**Passage to read:**
MSR User eXperience Technologies (MSR UXT) was previously known as Cambridge Innovation Development (CID).
Our projects range from short single-person tasks to multi-year, multi-person projects. Each team member can own any aspect of a project, including specification, program management, development, test, release management, and technical and/or business relationship management. Relationships include internal and external partners of all levels, ranging from individual contributors to CEO’s.
New Microsoft Garage app uses artificial intelligence to name that breed
Man’s best friend has inspired a new app – Fetch! Using your iPhone camera or photo library, it can identify and classify dogs by breeds and tell you what kind of human personality fits best with specific breeds. And just for fun, the app will even take an informed guess on what kind of dog you or your friends might be.
The team has developed a website, What-Dog.net that has photos you can play with to find out about the breeds, and you can also submit your own photos and share them.

**Records:**

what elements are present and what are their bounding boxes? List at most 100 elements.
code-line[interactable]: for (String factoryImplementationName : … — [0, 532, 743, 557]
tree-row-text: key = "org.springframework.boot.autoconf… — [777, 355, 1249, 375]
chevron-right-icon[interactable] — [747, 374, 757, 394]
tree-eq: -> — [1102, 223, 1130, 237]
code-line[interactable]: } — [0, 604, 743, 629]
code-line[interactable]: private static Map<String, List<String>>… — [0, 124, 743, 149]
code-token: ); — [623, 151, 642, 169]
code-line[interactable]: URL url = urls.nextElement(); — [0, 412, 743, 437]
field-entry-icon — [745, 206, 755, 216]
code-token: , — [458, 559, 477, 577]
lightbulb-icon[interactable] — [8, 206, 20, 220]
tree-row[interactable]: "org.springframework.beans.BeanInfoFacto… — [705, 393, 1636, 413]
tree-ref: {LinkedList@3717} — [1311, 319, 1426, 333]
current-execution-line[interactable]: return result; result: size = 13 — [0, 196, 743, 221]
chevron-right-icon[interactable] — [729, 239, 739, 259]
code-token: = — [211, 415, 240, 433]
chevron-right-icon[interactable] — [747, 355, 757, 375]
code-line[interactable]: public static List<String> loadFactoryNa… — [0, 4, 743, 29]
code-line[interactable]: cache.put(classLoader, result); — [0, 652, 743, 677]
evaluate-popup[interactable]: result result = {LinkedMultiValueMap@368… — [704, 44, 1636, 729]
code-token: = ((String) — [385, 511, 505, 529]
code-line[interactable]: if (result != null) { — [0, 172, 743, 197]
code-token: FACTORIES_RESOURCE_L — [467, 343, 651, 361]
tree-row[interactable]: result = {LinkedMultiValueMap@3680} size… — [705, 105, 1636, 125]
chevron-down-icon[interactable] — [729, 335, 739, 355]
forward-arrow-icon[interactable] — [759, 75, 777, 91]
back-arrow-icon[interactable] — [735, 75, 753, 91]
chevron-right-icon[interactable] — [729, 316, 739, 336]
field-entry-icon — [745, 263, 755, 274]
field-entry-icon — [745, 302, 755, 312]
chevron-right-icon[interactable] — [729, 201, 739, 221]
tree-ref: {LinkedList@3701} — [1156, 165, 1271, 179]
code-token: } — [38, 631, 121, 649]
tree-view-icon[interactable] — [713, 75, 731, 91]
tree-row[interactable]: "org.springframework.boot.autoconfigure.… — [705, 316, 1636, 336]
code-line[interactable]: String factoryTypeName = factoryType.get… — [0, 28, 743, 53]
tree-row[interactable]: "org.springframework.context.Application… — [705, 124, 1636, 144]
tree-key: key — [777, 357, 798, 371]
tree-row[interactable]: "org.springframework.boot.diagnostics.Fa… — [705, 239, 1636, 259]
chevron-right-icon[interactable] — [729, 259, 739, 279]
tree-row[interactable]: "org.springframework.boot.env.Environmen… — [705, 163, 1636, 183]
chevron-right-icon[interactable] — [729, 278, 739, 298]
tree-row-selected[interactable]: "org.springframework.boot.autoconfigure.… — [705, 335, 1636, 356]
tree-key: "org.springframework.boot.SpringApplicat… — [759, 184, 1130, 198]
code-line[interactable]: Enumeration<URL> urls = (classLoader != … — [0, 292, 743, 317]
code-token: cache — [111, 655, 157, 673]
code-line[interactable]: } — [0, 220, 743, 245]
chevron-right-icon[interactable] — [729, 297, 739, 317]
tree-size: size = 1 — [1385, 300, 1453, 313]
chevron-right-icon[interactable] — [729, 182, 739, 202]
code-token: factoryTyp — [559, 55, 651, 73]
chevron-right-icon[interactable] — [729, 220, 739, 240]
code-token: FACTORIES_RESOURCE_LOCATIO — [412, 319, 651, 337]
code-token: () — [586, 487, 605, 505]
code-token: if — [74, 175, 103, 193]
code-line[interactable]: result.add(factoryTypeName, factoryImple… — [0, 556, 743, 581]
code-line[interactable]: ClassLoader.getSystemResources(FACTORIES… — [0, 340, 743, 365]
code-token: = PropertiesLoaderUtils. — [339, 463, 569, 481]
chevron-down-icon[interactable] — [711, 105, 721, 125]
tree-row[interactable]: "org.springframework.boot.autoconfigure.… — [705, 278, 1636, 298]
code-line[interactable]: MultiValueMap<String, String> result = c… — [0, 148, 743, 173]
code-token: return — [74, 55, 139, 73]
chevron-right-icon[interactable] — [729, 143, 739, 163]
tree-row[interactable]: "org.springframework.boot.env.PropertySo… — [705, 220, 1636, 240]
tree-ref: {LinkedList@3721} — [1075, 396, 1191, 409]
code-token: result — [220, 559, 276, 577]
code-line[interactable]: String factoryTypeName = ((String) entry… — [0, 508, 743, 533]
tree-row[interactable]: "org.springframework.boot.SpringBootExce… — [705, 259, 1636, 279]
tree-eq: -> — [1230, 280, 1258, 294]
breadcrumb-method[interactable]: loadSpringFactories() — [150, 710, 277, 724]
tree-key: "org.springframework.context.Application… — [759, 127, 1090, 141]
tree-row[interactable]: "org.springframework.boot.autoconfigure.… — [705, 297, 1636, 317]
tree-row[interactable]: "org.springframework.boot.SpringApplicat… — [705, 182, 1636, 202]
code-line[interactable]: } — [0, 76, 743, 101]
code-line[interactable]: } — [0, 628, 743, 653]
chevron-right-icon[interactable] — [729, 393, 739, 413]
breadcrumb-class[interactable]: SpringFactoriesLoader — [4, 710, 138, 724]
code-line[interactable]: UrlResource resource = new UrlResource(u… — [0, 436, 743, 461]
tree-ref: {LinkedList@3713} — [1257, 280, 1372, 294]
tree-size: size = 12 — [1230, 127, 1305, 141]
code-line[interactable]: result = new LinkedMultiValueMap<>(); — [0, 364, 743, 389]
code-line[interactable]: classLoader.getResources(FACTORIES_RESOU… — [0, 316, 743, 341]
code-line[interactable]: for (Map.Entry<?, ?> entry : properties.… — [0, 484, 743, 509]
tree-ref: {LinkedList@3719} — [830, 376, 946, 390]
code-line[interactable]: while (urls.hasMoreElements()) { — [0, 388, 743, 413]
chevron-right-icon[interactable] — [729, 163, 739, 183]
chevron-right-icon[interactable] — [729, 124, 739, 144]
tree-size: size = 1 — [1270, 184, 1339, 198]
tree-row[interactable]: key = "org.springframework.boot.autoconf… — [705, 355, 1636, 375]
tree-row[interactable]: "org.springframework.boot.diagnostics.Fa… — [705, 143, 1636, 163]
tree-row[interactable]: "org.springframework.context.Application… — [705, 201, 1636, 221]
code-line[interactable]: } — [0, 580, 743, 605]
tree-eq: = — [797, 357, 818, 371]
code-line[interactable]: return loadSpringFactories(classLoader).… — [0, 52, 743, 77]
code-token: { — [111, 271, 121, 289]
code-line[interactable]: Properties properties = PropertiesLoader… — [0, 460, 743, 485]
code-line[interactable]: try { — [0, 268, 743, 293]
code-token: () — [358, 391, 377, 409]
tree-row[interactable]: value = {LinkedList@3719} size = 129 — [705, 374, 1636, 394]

**Task 1:**
According to the MSR UXT page, what was MSR User eXperience Technologies previously called?
**Task 2:**
List every aspect of a project that the MSR UXT page says a team member can own.
None of this work involves the entries.

**Expected answer 1:**
Cambridge Innovation Development (CID).

**Expected answer 2:**
- Specification
- Program management
- Development
- Test
- Release management
- Technical and/or business relationship management